*Dataset records*.
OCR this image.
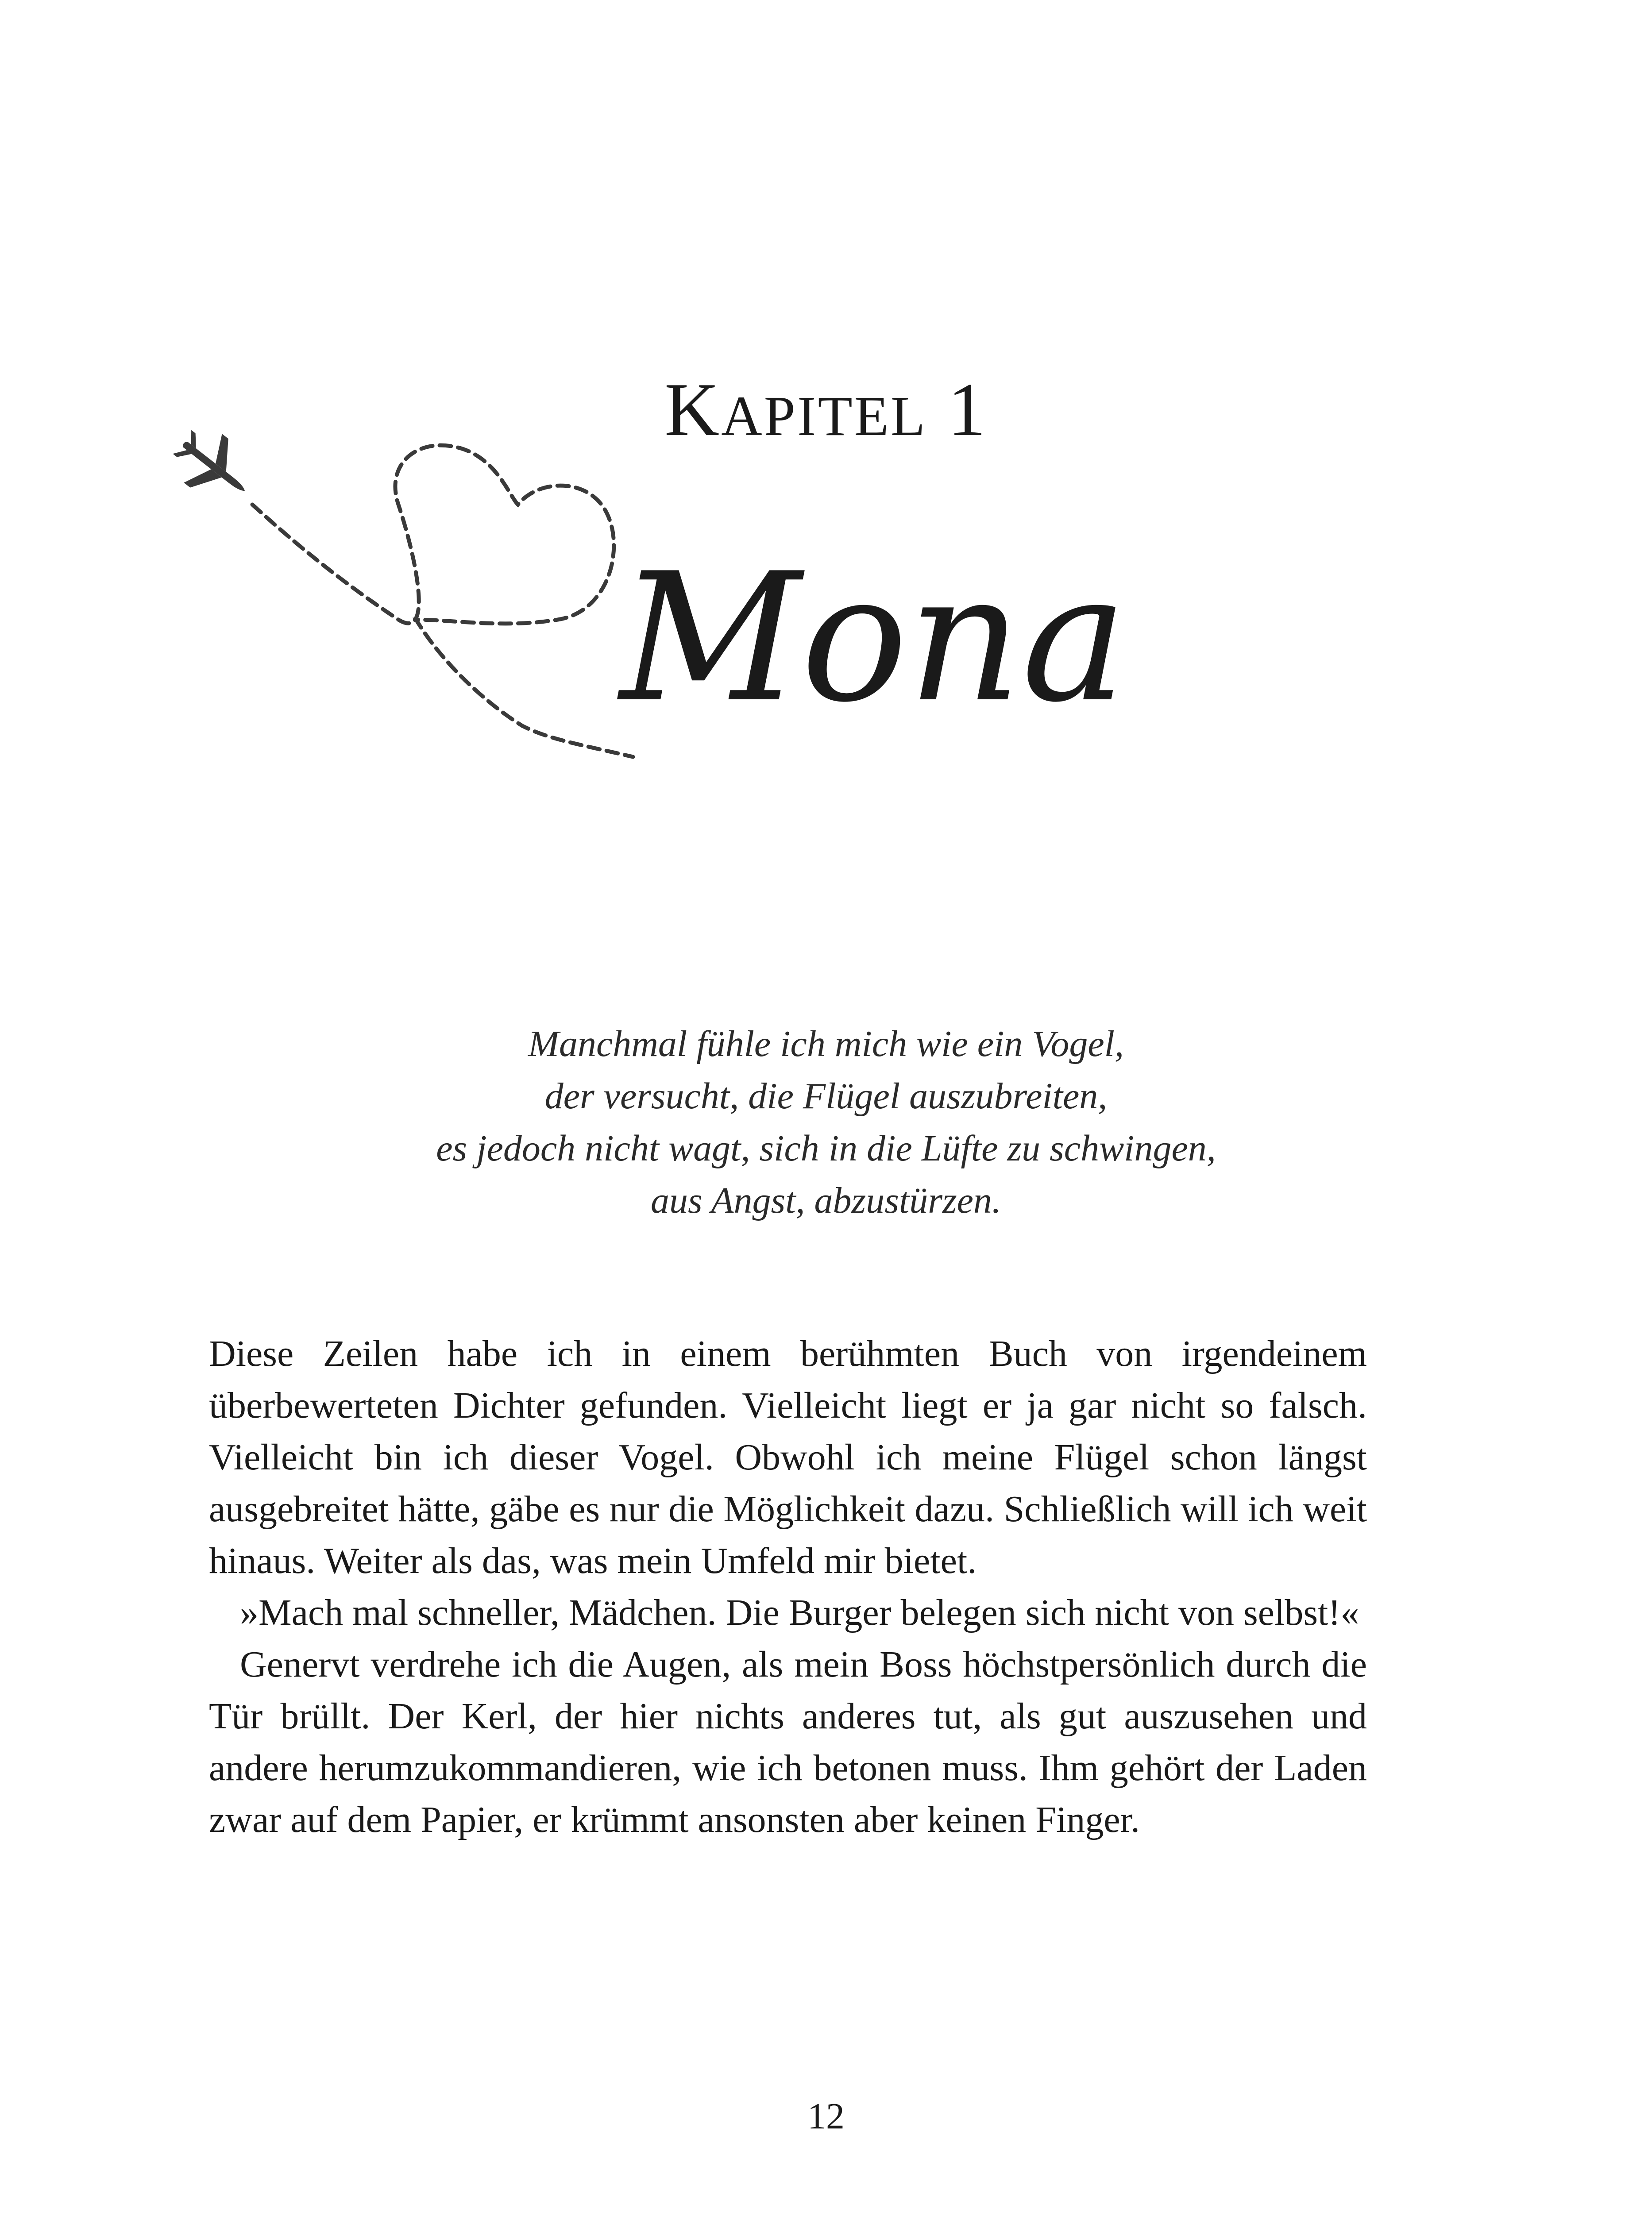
KAPITEL 1
Mona
Manchmal fühle ich mich wie ein Vogel,
der versucht, die Flügel auszubreiten,
es jedoch nicht wagt, sich in die Lüfte zu schwingen,
aus Angst, abzustürzen.

Diese Zeilen habe ich in einem berühmten Buch von irgendeinem überbewerteten Dichter gefunden. Vielleicht liegt er ja gar nicht so falsch. Vielleicht bin ich dieser Vogel. Obwohl ich meine Flügel schon längst ausgebreitet hätte, gäbe es nur die Möglichkeit dazu. Schließlich will ich weit hinaus. Weiter als das, was mein Umfeld mir bietet.

»Mach mal schneller, Mädchen. Die Burger belegen sich nicht von selbst!«

Genervt verdrehe ich die Augen, als mein Boss höchstpersönlich durch die Tür brüllt. Der Kerl, der hier nichts anderes tut, als gut auszusehen und andere herumzukommandieren, wie ich betonen muss. Ihm gehört der Laden zwar auf dem Papier, er krümmt ansonsten aber keinen Finger.

12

*Task goal*. All lines that include "Flügel" are to be gathered and copied.

*Complete response*.
der versucht, die Flügel auszubreiten,
Diese Zeilen habe ich in einem berühmten Buch von irgendeinem überbewerteten Dichter gefunden. Vielleicht liegt er ja gar nicht so falsch. Vielleicht bin ich dieser Vogel. Obwohl ich meine Flügel schon längst ausgebreitet hätte, gäbe es nur die Möglichkeit dazu. Schließlich will ich weit hinaus. Weiter als das, was mein Umfeld mir bietet.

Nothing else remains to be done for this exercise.